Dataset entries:
* * *

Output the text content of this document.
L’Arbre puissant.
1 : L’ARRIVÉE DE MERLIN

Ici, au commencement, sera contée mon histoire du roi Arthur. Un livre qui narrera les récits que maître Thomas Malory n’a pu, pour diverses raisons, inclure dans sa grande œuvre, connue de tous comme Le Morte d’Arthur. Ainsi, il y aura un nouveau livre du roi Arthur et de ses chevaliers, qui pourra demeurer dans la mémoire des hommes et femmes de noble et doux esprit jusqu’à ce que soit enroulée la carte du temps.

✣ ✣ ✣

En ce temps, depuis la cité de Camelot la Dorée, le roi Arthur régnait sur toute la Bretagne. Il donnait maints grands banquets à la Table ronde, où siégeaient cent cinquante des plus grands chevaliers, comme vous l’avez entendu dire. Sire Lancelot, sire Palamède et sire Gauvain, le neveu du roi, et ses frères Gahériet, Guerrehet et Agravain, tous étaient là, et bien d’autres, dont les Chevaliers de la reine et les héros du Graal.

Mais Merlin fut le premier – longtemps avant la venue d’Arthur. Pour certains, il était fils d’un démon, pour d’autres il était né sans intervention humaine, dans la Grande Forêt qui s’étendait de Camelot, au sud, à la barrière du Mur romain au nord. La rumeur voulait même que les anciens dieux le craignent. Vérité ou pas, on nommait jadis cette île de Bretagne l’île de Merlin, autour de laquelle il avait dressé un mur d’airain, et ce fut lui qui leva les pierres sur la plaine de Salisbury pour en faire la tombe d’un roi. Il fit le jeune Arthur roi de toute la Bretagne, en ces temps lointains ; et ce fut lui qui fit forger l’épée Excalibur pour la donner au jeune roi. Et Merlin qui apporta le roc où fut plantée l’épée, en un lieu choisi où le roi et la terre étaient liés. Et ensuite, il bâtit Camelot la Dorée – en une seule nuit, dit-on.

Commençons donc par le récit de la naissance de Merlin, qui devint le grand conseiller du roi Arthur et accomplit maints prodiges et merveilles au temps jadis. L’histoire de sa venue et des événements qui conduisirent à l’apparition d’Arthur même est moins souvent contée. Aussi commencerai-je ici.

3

* * *

AIM OF THE TASK >> Retype the listing exactly, in full.

SOLUTION >>
Output the text content of this document.
L’Arbre puissant.
1 : L’ARRIVÉE DE MERLIN

Ici, au commencement, sera contée mon histoire du roi Arthur. Un livre qui narrera les récits que maître Thomas Malory n’a pu, pour diverses raisons, inclure dans sa grande œuvre, connue de tous comme Le Morte d’Arthur. Ainsi, il y aura un nouveau livre du roi Arthur et de ses chevaliers, qui pourra demeurer dans la mémoire des hommes et femmes de noble et doux esprit jusqu’à ce que soit enroulée la carte du temps.

✣ ✣ ✣

En ce temps, depuis la cité de Camelot la Dorée, le roi Arthur régnait sur toute la Bretagne. Il donnait maints grands banquets à la Table ronde, où siégeaient cent cinquante des plus grands chevaliers, comme vous l’avez entendu dire. Sire Lancelot, sire Palamède et sire Gauvain, le neveu du roi, et ses frères Gahériet, Guerrehet et Agravain, tous étaient là, et bien d’autres, dont les Chevaliers de la reine et les héros du Graal.

Mais Merlin fut le premier – longtemps avant la venue d’Arthur. Pour certains, il était fils d’un démon, pour d’autres il était né sans intervention humaine, dans la Grande Forêt qui s’étendait de Camelot, au sud, à la barrière du Mur romain au nord. La rumeur voulait même que les anciens dieux le craignent. Vérité ou pas, on nommait jadis cette île de Bretagne l’île de Merlin, autour de laquelle il avait dressé un mur d’airain, et ce fut lui qui leva les pierres sur la plaine de Salisbury pour en faire la tombe d’un roi. Il fit le jeune Arthur roi de toute la Bretagne, en ces temps lointains ; et ce fut lui qui fit forger l’épée Excalibur pour la donner au jeune roi. Et Merlin qui apporta le roc où fut plantée l’épée, en un lieu choisi où le roi et la terre étaient liés. Et ensuite, il bâtit Camelot la Dorée – en une seule nuit, dit-on.

Commençons donc par le récit de la naissance de Merlin, qui devint le grand conseiller du roi Arthur et accomplit maints prodiges et merveilles au temps jadis. L’histoire de sa venue et des événements qui conduisirent à l’apparition d’Arthur même est moins souvent contée. Aussi commencerai-je ici.

3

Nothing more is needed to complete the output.